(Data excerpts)

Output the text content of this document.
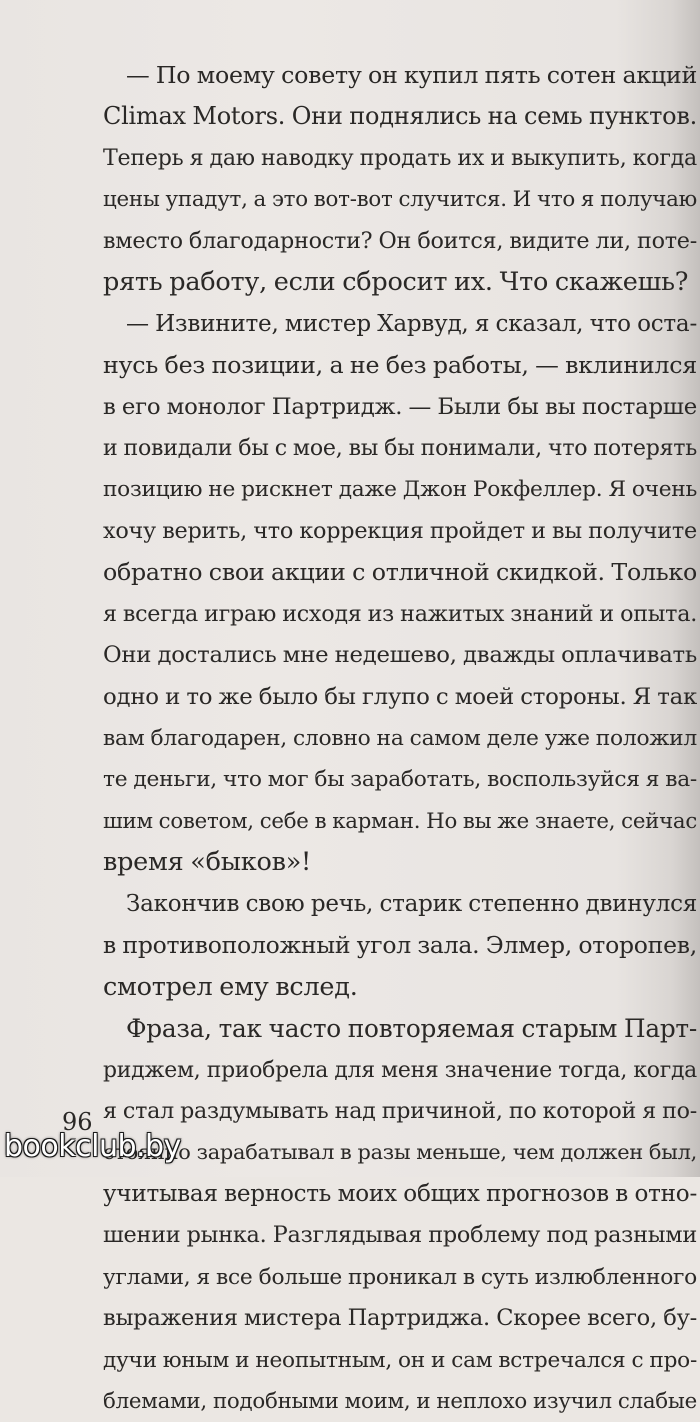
— По моему совету он купил пять сотен акций
Climax Motors. Они поднялись на семь пунктов.
Теперь я даю наводку продать их и выкупить, когда
цены упадут, а это вот-вот случится. И что я получаю
вместо благодарности? Он боится, видите ли, поте-
рять работу, если сбросит их. Что скажешь?
— Извините, мистер Харвуд, я сказал, что оста-
нусь без позиции, а не без работы, — вклинился
в его монолог Партридж. — Были бы вы постарше
и повидали бы с мое, вы бы понимали, что потерять
позицию не рискнет даже Джон Рокфеллер. Я очень
хочу верить, что коррекция пройдет и вы получите
обратно свои акции с отличной скидкой. Только
я всегда играю исходя из нажитых знаний и опыта.
Они достались мне недешево, дважды оплачивать
одно и то же было бы глупо с моей стороны. Я так
вам благодарен, словно на самом деле уже положил
те деньги, что мог бы заработать, воспользуйся я ва-
шим советом, себе в карман. Но вы же знаете, сейчас
время «быков»!
Закончив свою речь, старик степенно двинулся
в противоположный угол зала. Элмер, оторопев,
смотрел ему вслед.
Фраза, так часто повторяемая старым Парт-
риджем, приобрела для меня значение тогда, когда
я стал раздумывать над причиной, по которой я по-
стоянно зарабатывал в разы меньше, чем должен был,
учитывая верность моих общих прогнозов в отно-
шении рынка. Разглядывая проблему под разными
углами, я все больше проникал в суть излюбленного
выражения мистера Партриджа. Скорее всего, бу-
дучи юным и неопытным, он и сам встречался с про-
блемами, подобными моим, и неплохо изучил слабые
96
bookclub.by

- [Exercise aim]
Retype the whole listing exactly and leave the pictures out.

- [Problem solution]
Output the text content of this document.
— По моему совету он купил пять сотен акций
Climax Motors. Они поднялись на семь пунктов.
Теперь я даю наводку продать их и выкупить, когда
цены упадут, а это вот-вот случится. И что я получаю
вместо благодарности? Он боится, видите ли, поте-
рять работу, если сбросит их. Что скажешь?
— Извините, мистер Харвуд, я сказал, что оста-
нусь без позиции, а не без работы, — вклинился
в его монолог Партридж. — Были бы вы постарше
и повидали бы с мое, вы бы понимали, что потерять
позицию не рискнет даже Джон Рокфеллер. Я очень
хочу верить, что коррекция пройдет и вы получите
обратно свои акции с отличной скидкой. Только
я всегда играю исходя из нажитых знаний и опыта.
Они достались мне недешево, дважды оплачивать
одно и то же было бы глупо с моей стороны. Я так
вам благодарен, словно на самом деле уже положил
те деньги, что мог бы заработать, воспользуйся я ва-
шим советом, себе в карман. Но вы же знаете, сейчас
время «быков»!
Закончив свою речь, старик степенно двинулся
в противоположный угол зала. Элмер, оторопев,
смотрел ему вслед.
Фраза, так часто повторяемая старым Парт-
риджем, приобрела для меня значение тогда, когда
я стал раздумывать над причиной, по которой я по-
стоянно зарабатывал в разы меньше, чем должен был,
учитывая верность моих общих прогнозов в отно-
шении рынка. Разглядывая проблему под разными
углами, я все больше проникал в суть излюбленного
выражения мистера Партриджа. Скорее всего, бу-
дучи юным и неопытным, он и сам встречался с про-
блемами, подобными моим, и неплохо изучил слабые
96
bookclub.by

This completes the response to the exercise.